Tally the lines in the entries below that contain the string "Кухня" and give only that number.

**********

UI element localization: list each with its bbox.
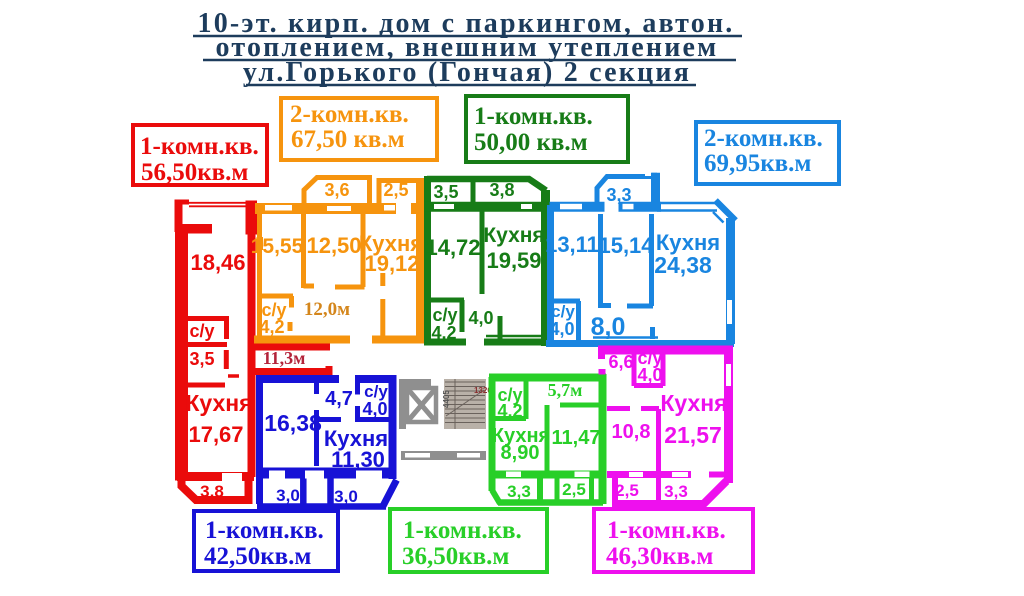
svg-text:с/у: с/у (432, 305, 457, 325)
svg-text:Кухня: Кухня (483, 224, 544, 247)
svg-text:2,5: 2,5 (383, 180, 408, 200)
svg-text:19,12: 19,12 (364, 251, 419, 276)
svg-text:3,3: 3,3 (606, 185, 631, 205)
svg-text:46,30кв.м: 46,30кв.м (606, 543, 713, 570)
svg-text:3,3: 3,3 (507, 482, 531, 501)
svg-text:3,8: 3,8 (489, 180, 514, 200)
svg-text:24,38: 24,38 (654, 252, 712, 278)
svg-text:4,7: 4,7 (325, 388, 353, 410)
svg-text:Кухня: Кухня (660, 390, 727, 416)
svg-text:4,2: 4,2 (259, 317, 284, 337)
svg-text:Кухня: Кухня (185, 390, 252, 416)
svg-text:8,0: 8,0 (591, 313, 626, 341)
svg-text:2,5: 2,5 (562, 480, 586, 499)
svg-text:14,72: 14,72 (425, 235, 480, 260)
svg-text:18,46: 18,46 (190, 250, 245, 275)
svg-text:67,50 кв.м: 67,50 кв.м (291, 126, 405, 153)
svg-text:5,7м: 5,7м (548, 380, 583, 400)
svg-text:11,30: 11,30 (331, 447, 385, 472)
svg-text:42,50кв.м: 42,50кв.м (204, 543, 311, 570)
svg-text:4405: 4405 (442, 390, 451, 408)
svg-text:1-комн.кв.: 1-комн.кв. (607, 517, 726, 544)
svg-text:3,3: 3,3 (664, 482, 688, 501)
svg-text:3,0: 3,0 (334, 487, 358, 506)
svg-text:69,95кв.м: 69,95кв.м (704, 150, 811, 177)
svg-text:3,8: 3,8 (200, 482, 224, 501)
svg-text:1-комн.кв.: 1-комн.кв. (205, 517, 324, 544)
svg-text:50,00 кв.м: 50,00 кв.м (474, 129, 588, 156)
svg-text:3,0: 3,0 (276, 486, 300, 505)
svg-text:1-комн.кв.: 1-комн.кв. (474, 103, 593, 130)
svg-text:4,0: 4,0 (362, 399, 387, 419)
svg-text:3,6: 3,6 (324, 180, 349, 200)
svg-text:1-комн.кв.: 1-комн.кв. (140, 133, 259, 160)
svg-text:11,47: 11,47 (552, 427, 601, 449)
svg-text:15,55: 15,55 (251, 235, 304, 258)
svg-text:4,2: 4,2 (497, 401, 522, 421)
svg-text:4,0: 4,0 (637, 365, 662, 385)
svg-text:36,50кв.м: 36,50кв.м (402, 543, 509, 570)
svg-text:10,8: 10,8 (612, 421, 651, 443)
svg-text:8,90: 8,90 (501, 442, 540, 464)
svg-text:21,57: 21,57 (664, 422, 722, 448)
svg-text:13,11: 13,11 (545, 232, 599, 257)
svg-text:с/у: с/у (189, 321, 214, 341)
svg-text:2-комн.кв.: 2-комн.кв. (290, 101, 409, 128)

**********

**Correct output:** 3